## Instruction:
Will you transcribe the entries that follow, exactly and in full?

>> BEGIN Information given

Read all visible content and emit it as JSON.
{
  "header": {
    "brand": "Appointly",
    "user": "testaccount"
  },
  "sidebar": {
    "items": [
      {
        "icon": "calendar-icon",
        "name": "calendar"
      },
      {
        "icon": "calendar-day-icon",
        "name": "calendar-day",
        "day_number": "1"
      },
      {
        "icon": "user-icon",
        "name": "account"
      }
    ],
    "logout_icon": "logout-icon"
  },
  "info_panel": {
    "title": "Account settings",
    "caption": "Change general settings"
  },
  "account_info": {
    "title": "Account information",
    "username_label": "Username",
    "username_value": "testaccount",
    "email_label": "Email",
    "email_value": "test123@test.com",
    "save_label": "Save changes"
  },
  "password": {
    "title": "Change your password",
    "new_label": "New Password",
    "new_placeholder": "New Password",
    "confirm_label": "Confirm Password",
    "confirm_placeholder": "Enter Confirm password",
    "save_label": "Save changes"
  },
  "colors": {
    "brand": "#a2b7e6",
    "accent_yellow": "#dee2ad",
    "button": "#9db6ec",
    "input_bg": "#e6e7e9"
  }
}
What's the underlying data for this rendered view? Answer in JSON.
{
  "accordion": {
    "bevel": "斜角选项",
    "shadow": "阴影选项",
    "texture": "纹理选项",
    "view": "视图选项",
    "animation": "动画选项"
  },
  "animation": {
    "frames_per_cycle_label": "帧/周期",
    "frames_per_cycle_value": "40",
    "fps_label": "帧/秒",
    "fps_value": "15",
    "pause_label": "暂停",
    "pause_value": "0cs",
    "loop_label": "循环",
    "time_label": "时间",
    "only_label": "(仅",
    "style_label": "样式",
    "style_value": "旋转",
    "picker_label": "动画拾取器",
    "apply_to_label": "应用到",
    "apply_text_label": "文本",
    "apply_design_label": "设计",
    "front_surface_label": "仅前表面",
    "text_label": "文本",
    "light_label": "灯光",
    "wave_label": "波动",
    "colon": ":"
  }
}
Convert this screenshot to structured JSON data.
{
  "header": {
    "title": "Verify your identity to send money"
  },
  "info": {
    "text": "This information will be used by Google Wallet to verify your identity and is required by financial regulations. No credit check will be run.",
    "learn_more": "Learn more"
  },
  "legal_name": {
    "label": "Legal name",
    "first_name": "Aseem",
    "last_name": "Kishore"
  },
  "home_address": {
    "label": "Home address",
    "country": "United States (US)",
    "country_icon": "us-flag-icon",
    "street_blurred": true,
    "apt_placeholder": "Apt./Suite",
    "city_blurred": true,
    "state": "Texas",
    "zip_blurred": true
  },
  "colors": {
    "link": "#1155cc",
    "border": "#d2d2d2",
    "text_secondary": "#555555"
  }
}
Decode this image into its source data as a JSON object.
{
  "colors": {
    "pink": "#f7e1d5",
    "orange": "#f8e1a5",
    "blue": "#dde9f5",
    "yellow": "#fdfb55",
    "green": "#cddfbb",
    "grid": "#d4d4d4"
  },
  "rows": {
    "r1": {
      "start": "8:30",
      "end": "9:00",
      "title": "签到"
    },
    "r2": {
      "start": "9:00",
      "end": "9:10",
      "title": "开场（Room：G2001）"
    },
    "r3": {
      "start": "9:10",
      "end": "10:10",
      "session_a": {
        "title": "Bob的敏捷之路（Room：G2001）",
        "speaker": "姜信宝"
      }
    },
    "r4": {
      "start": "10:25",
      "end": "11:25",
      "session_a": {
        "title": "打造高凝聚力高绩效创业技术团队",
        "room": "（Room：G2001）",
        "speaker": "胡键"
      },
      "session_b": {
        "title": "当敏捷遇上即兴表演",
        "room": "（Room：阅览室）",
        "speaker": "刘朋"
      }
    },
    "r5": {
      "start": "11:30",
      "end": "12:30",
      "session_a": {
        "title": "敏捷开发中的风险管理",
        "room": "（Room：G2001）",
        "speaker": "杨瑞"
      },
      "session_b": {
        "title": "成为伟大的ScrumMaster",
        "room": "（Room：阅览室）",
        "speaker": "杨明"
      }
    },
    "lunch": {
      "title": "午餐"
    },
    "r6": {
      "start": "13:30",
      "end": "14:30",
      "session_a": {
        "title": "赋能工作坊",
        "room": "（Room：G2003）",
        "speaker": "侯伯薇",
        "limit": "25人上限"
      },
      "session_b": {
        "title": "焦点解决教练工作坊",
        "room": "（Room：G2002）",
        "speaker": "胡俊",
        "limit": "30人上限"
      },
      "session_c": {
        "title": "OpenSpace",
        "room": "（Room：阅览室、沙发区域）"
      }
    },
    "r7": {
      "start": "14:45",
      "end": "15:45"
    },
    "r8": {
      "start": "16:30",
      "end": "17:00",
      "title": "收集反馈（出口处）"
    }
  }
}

>> END Information given

## Correct output:
Read all visible content and emit it as JSON.
{
  "header": {
    "brand": "Appointly",
    "user": "testaccount"
  },
  "sidebar": {
    "items": [
      {
        "icon": "calendar-icon",
        "name": "calendar"
      },
      {
        "icon": "calendar-day-icon",
        "name": "calendar-day",
        "day_number": "1"
      },
      {
        "icon": "user-icon",
        "name": "account"
      }
    ],
    "logout_icon": "logout-icon"
  },
  "info_panel": {
    "title": "Account settings",
    "caption": "Change general settings"
  },
  "account_info": {
    "title": "Account information",
    "username_label": "Username",
    "username_value": "testaccount",
    "email_label": "Email",
    "email_value": "test123@test.com",
    "save_label": "Save changes"
  },
  "password": {
    "title": "Change your password",
    "new_label": "New Password",
    "new_placeholder": "New Password",
    "confirm_label": "Confirm Password",
    "confirm_placeholder": "Enter Confirm password",
    "save_label": "Save changes"
  },
  "colors": {
    "brand": "#a2b7e6",
    "accent_yellow": "#dee2ad",
    "button": "#9db6ec",
    "input_bg": "#e6e7e9"
  }
}
What's the underlying data for this rendered view? Answer in JSON.
{
  "accordion": {
    "bevel": "斜角选项",
    "shadow": "阴影选项",
    "texture": "纹理选项",
    "view": "视图选项",
    "animation": "动画选项"
  },
  "animation": {
    "frames_per_cycle_label": "帧/周期",
    "frames_per_cycle_value": "40",
    "fps_label": "帧/秒",
    "fps_value": "15",
    "pause_label": "暂停",
    "pause_value": "0cs",
    "loop_label": "循环",
    "time_label": "时间",
    "only_label": "(仅",
    "style_label": "样式",
    "style_value": "旋转",
    "picker_label": "动画拾取器",
    "apply_to_label": "应用到",
    "apply_text_label": "文本",
    "apply_design_label": "设计",
    "front_surface_label": "仅前表面",
    "text_label": "文本",
    "light_label": "灯光",
    "wave_label": "波动",
    "colon": ":"
  }
}
Convert this screenshot to structured JSON data.
{
  "header": {
    "title": "Verify your identity to send money"
  },
  "info": {
    "text": "This information will be used by Google Wallet to verify your identity and is required by financial regulations. No credit check will be run.",
    "learn_more": "Learn more"
  },
  "legal_name": {
    "label": "Legal name",
    "first_name": "Aseem",
    "last_name": "Kishore"
  },
  "home_address": {
    "label": "Home address",
    "country": "United States (US)",
    "country_icon": "us-flag-icon",
    "street_blurred": true,
    "apt_placeholder": "Apt./Suite",
    "city_blurred": true,
    "state": "Texas",
    "zip_blurred": true
  },
  "colors": {
    "link": "#1155cc",
    "border": "#d2d2d2",
    "text_secondary": "#555555"
  }
}
Decode this image into its source data as a JSON object.
{
  "colors": {
    "pink": "#f7e1d5",
    "orange": "#f8e1a5",
    "blue": "#dde9f5",
    "yellow": "#fdfb55",
    "green": "#cddfbb",
    "grid": "#d4d4d4"
  },
  "rows": {
    "r1": {
      "start": "8:30",
      "end": "9:00",
      "title": "签到"
    },
    "r2": {
      "start": "9:00",
      "end": "9:10",
      "title": "开场（Room：G2001）"
    },
    "r3": {
      "start": "9:10",
      "end": "10:10",
      "session_a": {
        "title": "Bob的敏捷之路（Room：G2001）",
        "speaker": "姜信宝"
      }
    },
    "r4": {
      "start": "10:25",
      "end": "11:25",
      "session_a": {
        "title": "打造高凝聚力高绩效创业技术团队",
        "room": "（Room：G2001）",
        "speaker": "胡键"
      },
      "session_b": {
        "title": "当敏捷遇上即兴表演",
        "room": "（Room：阅览室）",
        "speaker": "刘朋"
      }
    },
    "r5": {
      "start": "11:30",
      "end": "12:30",
      "session_a": {
        "title": "敏捷开发中的风险管理",
        "room": "（Room：G2001）",
        "speaker": "杨瑞"
      },
      "session_b": {
        "title": "成为伟大的ScrumMaster",
        "room": "（Room：阅览室）",
        "speaker": "杨明"
      }
    },
    "lunch": {
      "title": "午餐"
    },
    "r6": {
      "start": "13:30",
      "end": "14:30",
      "session_a": {
        "title": "赋能工作坊",
        "room": "（Room：G2003）",
        "speaker": "侯伯薇",
        "limit": "25人上限"
      },
      "session_b": {
        "title": "焦点解决教练工作坊",
        "room": "（Room：G2002）",
        "speaker": "胡俊",
        "limit": "30人上限"
      },
      "session_c": {
        "title": "OpenSpace",
        "room": "（Room：阅览室、沙发区域）"
      }
    },
    "r7": {
      "start": "14:45",
      "end": "15:45"
    },
    "r8": {
      "start": "16:30",
      "end": "17:00",
      "title": "收集反馈（出口处）"
    }
  }
}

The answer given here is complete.